• What to produce:
Each record must be retyped in full. No character may differ.

:: Provided data

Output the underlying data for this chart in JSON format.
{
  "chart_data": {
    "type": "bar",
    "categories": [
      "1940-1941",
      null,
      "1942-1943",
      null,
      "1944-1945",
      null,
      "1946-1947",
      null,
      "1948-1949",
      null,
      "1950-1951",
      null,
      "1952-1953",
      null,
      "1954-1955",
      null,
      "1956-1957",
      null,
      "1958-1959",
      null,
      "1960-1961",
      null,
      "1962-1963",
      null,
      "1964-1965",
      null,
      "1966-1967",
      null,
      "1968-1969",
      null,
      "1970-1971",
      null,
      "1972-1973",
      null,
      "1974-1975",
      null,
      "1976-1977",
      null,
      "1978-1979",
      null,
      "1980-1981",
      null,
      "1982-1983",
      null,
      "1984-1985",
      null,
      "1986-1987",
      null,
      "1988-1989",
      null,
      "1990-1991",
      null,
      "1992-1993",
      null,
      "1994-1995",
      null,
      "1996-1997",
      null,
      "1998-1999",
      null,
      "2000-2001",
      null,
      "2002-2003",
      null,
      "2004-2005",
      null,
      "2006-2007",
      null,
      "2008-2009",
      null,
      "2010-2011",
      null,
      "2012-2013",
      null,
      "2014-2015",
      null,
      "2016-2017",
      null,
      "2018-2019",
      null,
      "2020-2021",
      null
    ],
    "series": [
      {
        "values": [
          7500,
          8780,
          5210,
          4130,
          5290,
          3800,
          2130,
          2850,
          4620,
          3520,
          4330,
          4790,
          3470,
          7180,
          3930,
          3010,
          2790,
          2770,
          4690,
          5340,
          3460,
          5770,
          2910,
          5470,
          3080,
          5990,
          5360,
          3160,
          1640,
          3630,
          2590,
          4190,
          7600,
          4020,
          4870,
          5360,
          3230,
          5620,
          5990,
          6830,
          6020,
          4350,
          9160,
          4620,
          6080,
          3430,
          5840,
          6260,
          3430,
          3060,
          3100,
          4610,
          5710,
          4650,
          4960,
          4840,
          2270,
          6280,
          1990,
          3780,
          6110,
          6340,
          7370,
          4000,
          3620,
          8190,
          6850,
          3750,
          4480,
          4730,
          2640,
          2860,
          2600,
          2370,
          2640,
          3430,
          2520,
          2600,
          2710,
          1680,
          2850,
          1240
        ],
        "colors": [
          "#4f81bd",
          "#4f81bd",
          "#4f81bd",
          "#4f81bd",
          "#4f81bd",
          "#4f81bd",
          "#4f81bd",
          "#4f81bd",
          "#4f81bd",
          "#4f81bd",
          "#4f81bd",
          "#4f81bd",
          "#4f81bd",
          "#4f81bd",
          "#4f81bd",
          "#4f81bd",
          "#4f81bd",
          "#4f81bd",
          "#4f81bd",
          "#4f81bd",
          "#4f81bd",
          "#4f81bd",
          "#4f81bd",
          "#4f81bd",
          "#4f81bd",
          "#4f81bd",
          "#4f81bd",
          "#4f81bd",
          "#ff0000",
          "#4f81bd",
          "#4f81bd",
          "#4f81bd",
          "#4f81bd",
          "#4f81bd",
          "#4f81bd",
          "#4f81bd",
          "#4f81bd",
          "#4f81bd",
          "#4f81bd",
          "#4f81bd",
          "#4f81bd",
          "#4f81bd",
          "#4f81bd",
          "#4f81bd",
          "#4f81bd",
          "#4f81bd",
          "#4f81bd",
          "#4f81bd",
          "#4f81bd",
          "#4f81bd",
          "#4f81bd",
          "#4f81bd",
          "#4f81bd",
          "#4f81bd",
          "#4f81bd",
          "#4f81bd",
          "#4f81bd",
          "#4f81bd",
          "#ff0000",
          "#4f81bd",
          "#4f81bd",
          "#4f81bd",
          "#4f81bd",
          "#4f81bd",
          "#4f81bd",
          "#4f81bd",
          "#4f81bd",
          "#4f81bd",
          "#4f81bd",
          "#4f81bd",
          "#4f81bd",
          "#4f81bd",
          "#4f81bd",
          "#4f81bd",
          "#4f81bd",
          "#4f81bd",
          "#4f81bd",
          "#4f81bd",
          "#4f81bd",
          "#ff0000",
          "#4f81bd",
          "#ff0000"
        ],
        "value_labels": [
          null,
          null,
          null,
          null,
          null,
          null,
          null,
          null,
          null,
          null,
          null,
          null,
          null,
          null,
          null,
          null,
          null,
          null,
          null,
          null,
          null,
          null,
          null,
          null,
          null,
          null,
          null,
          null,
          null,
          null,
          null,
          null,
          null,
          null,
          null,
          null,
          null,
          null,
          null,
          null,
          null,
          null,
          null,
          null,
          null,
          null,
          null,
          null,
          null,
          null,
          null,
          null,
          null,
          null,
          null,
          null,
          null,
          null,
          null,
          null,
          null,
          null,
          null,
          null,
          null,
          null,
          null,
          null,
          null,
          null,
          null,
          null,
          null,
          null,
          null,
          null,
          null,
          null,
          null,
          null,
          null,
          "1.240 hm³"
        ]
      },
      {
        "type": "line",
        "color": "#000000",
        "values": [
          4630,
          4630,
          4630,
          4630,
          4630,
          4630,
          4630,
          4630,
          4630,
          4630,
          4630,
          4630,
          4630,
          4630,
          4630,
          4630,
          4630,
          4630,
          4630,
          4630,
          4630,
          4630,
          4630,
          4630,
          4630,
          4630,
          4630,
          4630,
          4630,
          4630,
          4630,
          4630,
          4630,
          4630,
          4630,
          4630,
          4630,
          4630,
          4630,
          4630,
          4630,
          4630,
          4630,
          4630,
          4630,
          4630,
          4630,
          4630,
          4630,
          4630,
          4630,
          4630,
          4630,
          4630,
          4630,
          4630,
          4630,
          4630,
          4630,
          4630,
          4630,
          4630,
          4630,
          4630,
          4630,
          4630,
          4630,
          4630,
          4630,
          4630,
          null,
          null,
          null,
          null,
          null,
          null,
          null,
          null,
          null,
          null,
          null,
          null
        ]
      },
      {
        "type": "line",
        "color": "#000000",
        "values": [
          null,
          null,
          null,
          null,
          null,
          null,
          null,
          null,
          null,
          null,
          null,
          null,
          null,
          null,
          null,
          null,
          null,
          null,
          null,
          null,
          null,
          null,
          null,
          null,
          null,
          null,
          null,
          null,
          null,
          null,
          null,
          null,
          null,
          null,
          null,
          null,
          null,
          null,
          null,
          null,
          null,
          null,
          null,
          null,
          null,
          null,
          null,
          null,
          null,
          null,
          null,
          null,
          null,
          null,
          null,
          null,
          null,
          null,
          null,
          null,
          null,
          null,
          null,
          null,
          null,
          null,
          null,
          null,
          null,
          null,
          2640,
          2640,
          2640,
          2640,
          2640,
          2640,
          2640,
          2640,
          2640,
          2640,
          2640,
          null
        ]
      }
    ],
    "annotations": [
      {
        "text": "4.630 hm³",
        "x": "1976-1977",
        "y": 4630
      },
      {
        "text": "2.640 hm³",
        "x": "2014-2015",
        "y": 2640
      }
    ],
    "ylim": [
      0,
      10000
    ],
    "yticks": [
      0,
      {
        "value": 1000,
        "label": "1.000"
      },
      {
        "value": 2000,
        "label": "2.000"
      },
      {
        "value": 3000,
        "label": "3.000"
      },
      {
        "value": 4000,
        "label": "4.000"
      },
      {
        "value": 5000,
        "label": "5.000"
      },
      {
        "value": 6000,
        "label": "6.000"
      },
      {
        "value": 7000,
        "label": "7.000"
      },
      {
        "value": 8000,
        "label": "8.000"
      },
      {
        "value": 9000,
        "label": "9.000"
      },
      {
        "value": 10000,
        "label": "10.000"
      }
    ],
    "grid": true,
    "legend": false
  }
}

::::

• Task result:
Output the underlying data for this chart in JSON format.
{
  "chart_data": {
    "type": "bar",
    "categories": [
      "1940-1941",
      null,
      "1942-1943",
      null,
      "1944-1945",
      null,
      "1946-1947",
      null,
      "1948-1949",
      null,
      "1950-1951",
      null,
      "1952-1953",
      null,
      "1954-1955",
      null,
      "1956-1957",
      null,
      "1958-1959",
      null,
      "1960-1961",
      null,
      "1962-1963",
      null,
      "1964-1965",
      null,
      "1966-1967",
      null,
      "1968-1969",
      null,
      "1970-1971",
      null,
      "1972-1973",
      null,
      "1974-1975",
      null,
      "1976-1977",
      null,
      "1978-1979",
      null,
      "1980-1981",
      null,
      "1982-1983",
      null,
      "1984-1985",
      null,
      "1986-1987",
      null,
      "1988-1989",
      null,
      "1990-1991",
      null,
      "1992-1993",
      null,
      "1994-1995",
      null,
      "1996-1997",
      null,
      "1998-1999",
      null,
      "2000-2001",
      null,
      "2002-2003",
      null,
      "2004-2005",
      null,
      "2006-2007",
      null,
      "2008-2009",
      null,
      "2010-2011",
      null,
      "2012-2013",
      null,
      "2014-2015",
      null,
      "2016-2017",
      null,
      "2018-2019",
      null,
      "2020-2021",
      null
    ],
    "series": [
      {
        "values": [
          7500,
          8780,
          5210,
          4130,
          5290,
          3800,
          2130,
          2850,
          4620,
          3520,
          4330,
          4790,
          3470,
          7180,
          3930,
          3010,
          2790,
          2770,
          4690,
          5340,
          3460,
          5770,
          2910,
          5470,
          3080,
          5990,
          5360,
          3160,
          1640,
          3630,
          2590,
          4190,
          7600,
          4020,
          4870,
          5360,
          3230,
          5620,
          5990,
          6830,
          6020,
          4350,
          9160,
          4620,
          6080,
          3430,
          5840,
          6260,
          3430,
          3060,
          3100,
          4610,
          5710,
          4650,
          4960,
          4840,
          2270,
          6280,
          1990,
          3780,
          6110,
          6340,
          7370,
          4000,
          3620,
          8190,
          6850,
          3750,
          4480,
          4730,
          2640,
          2860,
          2600,
          2370,
          2640,
          3430,
          2520,
          2600,
          2710,
          1680,
          2850,
          1240
        ],
        "colors": [
          "#4f81bd",
          "#4f81bd",
          "#4f81bd",
          "#4f81bd",
          "#4f81bd",
          "#4f81bd",
          "#4f81bd",
          "#4f81bd",
          "#4f81bd",
          "#4f81bd",
          "#4f81bd",
          "#4f81bd",
          "#4f81bd",
          "#4f81bd",
          "#4f81bd",
          "#4f81bd",
          "#4f81bd",
          "#4f81bd",
          "#4f81bd",
          "#4f81bd",
          "#4f81bd",
          "#4f81bd",
          "#4f81bd",
          "#4f81bd",
          "#4f81bd",
          "#4f81bd",
          "#4f81bd",
          "#4f81bd",
          "#ff0000",
          "#4f81bd",
          "#4f81bd",
          "#4f81bd",
          "#4f81bd",
          "#4f81bd",
          "#4f81bd",
          "#4f81bd",
          "#4f81bd",
          "#4f81bd",
          "#4f81bd",
          "#4f81bd",
          "#4f81bd",
          "#4f81bd",
          "#4f81bd",
          "#4f81bd",
          "#4f81bd",
          "#4f81bd",
          "#4f81bd",
          "#4f81bd",
          "#4f81bd",
          "#4f81bd",
          "#4f81bd",
          "#4f81bd",
          "#4f81bd",
          "#4f81bd",
          "#4f81bd",
          "#4f81bd",
          "#4f81bd",
          "#4f81bd",
          "#ff0000",
          "#4f81bd",
          "#4f81bd",
          "#4f81bd",
          "#4f81bd",
          "#4f81bd",
          "#4f81bd",
          "#4f81bd",
          "#4f81bd",
          "#4f81bd",
          "#4f81bd",
          "#4f81bd",
          "#4f81bd",
          "#4f81bd",
          "#4f81bd",
          "#4f81bd",
          "#4f81bd",
          "#4f81bd",
          "#4f81bd",
          "#4f81bd",
          "#4f81bd",
          "#ff0000",
          "#4f81bd",
          "#ff0000"
        ],
        "value_labels": [
          null,
          null,
          null,
          null,
          null,
          null,
          null,
          null,
          null,
          null,
          null,
          null,
          null,
          null,
          null,
          null,
          null,
          null,
          null,
          null,
          null,
          null,
          null,
          null,
          null,
          null,
          null,
          null,
          null,
          null,
          null,
          null,
          null,
          null,
          null,
          null,
          null,
          null,
          null,
          null,
          null,
          null,
          null,
          null,
          null,
          null,
          null,
          null,
          null,
          null,
          null,
          null,
          null,
          null,
          null,
          null,
          null,
          null,
          null,
          null,
          null,
          null,
          null,
          null,
          null,
          null,
          null,
          null,
          null,
          null,
          null,
          null,
          null,
          null,
          null,
          null,
          null,
          null,
          null,
          null,
          null,
          "1.240 hm³"
        ]
      },
      {
        "type": "line",
        "color": "#000000",
        "values": [
          4630,
          4630,
          4630,
          4630,
          4630,
          4630,
          4630,
          4630,
          4630,
          4630,
          4630,
          4630,
          4630,
          4630,
          4630,
          4630,
          4630,
          4630,
          4630,
          4630,
          4630,
          4630,
          4630,
          4630,
          4630,
          4630,
          4630,
          4630,
          4630,
          4630,
          4630,
          4630,
          4630,
          4630,
          4630,
          4630,
          4630,
          4630,
          4630,
          4630,
          4630,
          4630,
          4630,
          4630,
          4630,
          4630,
          4630,
          4630,
          4630,
          4630,
          4630,
          4630,
          4630,
          4630,
          4630,
          4630,
          4630,
          4630,
          4630,
          4630,
          4630,
          4630,
          4630,
          4630,
          4630,
          4630,
          4630,
          4630,
          4630,
          4630,
          null,
          null,
          null,
          null,
          null,
          null,
          null,
          null,
          null,
          null,
          null,
          null
        ]
      },
      {
        "type": "line",
        "color": "#000000",
        "values": [
          null,
          null,
          null,
          null,
          null,
          null,
          null,
          null,
          null,
          null,
          null,
          null,
          null,
          null,
          null,
          null,
          null,
          null,
          null,
          null,
          null,
          null,
          null,
          null,
          null,
          null,
          null,
          null,
          null,
          null,
          null,
          null,
          null,
          null,
          null,
          null,
          null,
          null,
          null,
          null,
          null,
          null,
          null,
          null,
          null,
          null,
          null,
          null,
          null,
          null,
          null,
          null,
          null,
          null,
          null,
          null,
          null,
          null,
          null,
          null,
          null,
          null,
          null,
          null,
          null,
          null,
          null,
          null,
          null,
          null,
          2640,
          2640,
          2640,
          2640,
          2640,
          2640,
          2640,
          2640,
          2640,
          2640,
          2640,
          null
        ]
      }
    ],
    "annotations": [
      {
        "text": "4.630 hm³",
        "x": "1976-1977",
        "y": 4630
      },
      {
        "text": "2.640 hm³",
        "x": "2014-2015",
        "y": 2640
      }
    ],
    "ylim": [
      0,
      10000
    ],
    "yticks": [
      0,
      {
        "value": 1000,
        "label": "1.000"
      },
      {
        "value": 2000,
        "label": "2.000"
      },
      {
        "value": 3000,
        "label": "3.000"
      },
      {
        "value": 4000,
        "label": "4.000"
      },
      {
        "value": 5000,
        "label": "5.000"
      },
      {
        "value": 6000,
        "label": "6.000"
      },
      {
        "value": 7000,
        "label": "7.000"
      },
      {
        "value": 8000,
        "label": "8.000"
      },
      {
        "value": 9000,
        "label": "9.000"
      },
      {
        "value": 10000,
        "label": "10.000"
      }
    ],
    "grid": true,
    "legend": false
  }
}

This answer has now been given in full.